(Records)
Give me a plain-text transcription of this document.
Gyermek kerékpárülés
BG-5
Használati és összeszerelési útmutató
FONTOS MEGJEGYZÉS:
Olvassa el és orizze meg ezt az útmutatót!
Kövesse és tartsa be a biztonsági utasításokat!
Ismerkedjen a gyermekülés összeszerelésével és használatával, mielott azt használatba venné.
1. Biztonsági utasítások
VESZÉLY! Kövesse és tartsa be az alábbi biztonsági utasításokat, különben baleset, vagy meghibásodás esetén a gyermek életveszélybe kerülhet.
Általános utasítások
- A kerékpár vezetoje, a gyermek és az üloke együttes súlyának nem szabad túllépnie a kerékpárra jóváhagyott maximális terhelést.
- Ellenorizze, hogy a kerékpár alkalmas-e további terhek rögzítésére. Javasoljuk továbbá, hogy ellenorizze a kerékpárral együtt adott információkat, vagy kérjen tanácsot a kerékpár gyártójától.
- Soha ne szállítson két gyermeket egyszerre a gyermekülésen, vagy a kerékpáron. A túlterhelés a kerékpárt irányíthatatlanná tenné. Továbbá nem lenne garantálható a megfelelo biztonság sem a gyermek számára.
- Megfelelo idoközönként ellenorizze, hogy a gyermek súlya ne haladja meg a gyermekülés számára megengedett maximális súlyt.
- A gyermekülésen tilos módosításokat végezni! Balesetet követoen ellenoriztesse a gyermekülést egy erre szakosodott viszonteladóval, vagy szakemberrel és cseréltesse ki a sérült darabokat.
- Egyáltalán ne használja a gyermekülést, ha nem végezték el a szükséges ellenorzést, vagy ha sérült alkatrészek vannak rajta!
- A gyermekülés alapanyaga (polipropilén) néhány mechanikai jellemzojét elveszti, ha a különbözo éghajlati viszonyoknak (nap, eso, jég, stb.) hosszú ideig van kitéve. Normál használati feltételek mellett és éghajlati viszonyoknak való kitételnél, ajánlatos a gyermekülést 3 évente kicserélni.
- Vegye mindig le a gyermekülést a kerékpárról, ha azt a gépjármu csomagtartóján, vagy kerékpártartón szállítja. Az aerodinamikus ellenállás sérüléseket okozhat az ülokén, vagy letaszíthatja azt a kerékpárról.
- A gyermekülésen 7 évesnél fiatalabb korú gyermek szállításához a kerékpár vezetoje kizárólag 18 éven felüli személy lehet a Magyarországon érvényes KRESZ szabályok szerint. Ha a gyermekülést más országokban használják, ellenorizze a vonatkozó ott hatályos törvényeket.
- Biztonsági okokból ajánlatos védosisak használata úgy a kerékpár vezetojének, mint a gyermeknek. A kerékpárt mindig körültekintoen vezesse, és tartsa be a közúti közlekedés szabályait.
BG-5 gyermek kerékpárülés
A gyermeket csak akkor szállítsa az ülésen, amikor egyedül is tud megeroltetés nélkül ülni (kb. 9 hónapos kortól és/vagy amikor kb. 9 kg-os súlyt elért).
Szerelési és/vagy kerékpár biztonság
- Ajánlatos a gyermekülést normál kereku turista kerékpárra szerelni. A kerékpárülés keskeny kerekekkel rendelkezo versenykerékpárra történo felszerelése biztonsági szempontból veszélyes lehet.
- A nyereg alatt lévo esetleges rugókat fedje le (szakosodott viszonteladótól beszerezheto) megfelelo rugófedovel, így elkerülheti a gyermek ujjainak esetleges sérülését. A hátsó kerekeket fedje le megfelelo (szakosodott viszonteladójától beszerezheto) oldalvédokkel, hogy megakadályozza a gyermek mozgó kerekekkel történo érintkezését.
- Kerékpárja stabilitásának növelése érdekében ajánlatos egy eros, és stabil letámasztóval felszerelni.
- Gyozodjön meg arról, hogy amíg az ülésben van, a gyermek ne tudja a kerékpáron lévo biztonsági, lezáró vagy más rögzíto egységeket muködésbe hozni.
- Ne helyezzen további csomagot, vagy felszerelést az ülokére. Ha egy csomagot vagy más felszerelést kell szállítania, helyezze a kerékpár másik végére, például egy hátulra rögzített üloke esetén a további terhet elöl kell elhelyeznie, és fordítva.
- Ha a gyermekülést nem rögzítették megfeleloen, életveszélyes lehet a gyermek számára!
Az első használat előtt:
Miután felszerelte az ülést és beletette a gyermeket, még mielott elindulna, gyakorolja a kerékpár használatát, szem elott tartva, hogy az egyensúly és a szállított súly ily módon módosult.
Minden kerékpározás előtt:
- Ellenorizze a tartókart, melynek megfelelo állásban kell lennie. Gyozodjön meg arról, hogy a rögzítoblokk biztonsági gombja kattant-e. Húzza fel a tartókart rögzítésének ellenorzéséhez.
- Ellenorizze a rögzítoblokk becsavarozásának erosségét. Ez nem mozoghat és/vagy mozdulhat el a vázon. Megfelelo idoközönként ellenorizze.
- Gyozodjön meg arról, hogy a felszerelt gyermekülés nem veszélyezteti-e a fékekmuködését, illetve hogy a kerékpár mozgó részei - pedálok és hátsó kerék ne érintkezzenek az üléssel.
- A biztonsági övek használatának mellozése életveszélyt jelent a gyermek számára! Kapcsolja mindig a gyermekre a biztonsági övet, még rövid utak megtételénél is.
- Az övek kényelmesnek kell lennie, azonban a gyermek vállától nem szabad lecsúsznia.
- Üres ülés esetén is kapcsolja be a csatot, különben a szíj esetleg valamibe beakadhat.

● **Request**
Copy each line above that contains the word "gyermeket".

● **Final result**
- Soha ne szállítson két gyermeket egyszerre a gyermekülésen, vagy a kerékpáron. A túlterhelés a kerékpárt irányíthatatlanná tenné. Továbbá nem lenne garantálható a megfelelo biztonság sem a gyermek számára.
A gyermeket csak akkor szállítsa az ülésen, amikor egyedül is tud megeroltetés nélkül ülni (kb. 9 hónapos kortól és/vagy amikor kb. 9 kg-os súlyt elért).
Miután felszerelte az ülést és beletette a gyermeket, még mielott elindulna, gyakorolja a kerékpár használatát, szem elott tartva, hogy az egyensúly és a szállított súly ily módon módosult.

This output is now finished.